Excerpt —
** begin **

Energy giant BP Plc indicated some progress on Monday toward capping the underwater well that ruptured in the Gulf of Mexico almost two weeks ago, pushing a giant oil slick toward the Gulf Coast.

The swelling slick, now estimated to be at least 130 miles by 70 miles, or about the size of the state of Delaware, threatens shipping, wildlife, beaches and one of the United States' most fertile fishing grounds.
"This spill, it can fundamentally change our way of life here," Louisiana Gov. Bobby Jindal said.
BP, the British energy company, has been working to plug a leak nearly a mile under the surface of the ocean, under heavy pressure from the U.S. government to try to limit a looming ecological and economic disaster.
Tony Hayward, BP's chief executive, and Lamar McKay, BP America president, met on Monday with top Obama administration officials including the energy, interior and homeland security secretaries and the head of the Environmental Protection Agency, to discuss coordinated response efforts.

** end **

Data —
** begin **

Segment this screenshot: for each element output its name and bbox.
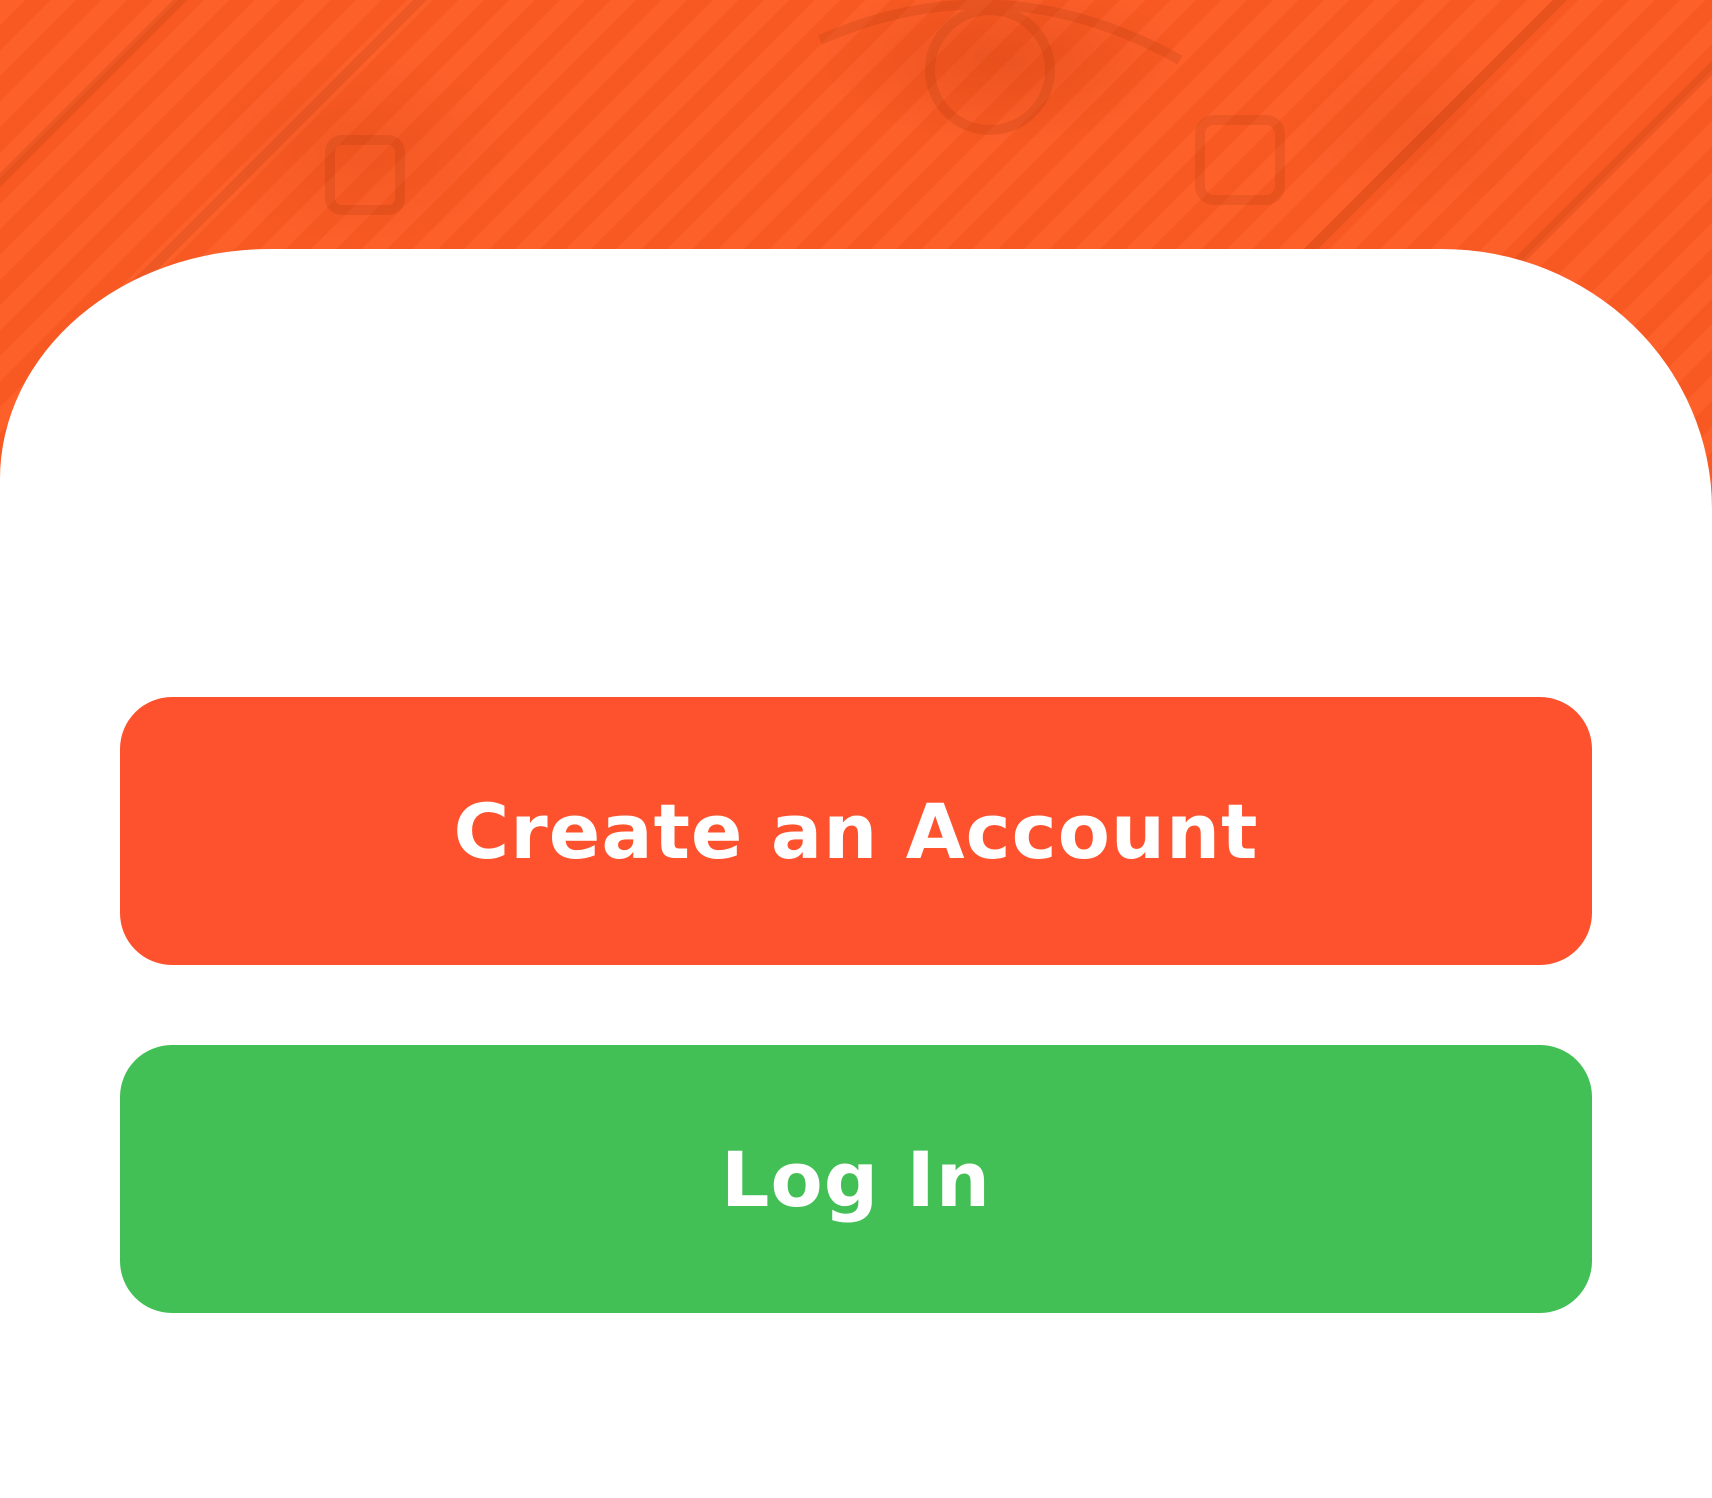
login-button[interactable]: Log In bbox=[120, 1045, 1592, 1313]
welcome-screen: Create an Account Log In bbox=[0, 0, 1712, 1498]
create-account-button[interactable]: Create an Account bbox=[120, 697, 1592, 965]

** end **

Work instructions —
(1) List everything that the Gulf oil spill article says the swelling slick threatens.
(2) Copy out the part of the Gulf oil spill article starting with "The swelling slick, now" and going on through "and economic disaster.".
(3) Write what comes next in the Gulf oil spill article, picking up after its last sentence.
The listing above is separate from the Gulf oil spill article.

Replies —
(1)
- Shipping
- Wildlife
- Beaches
- One of the United States' most fertile fishing grounds

(2)
The swelling slick, now estimated to be at least 130 miles by 70 miles, or about the size of the state of Delaware, threatens shipping, wildlife, beaches and one of the United States' most fertile fishing grounds.
"This spill, it can fundamentally change our way of life here," Louisiana Gov. Bobby Jindal said.
BP, the British energy company, has been working to plug a leak nearly a mile under the surface of the ocean, under heavy pressure from the U.S. government to try to limit a looming ecological and economic disaster.

(3)
Separately, BP said crews in Louisiana have finished building the first of three massive steel and concrete containment domes the company plans to lower in place over one of the three leaks on the ocean floor.
"We will load that on a ship tomorrow along with other associated equipment, and transport it to the site," Doug Suttles, chief operating officer of BP's exploration and production unit, told reporters on a conference call.
Drilling also started Sunday night on a relief well that could cap the oil spill on the Gulf floor, the company said. Still, this operation is expected to take two to three months to complete.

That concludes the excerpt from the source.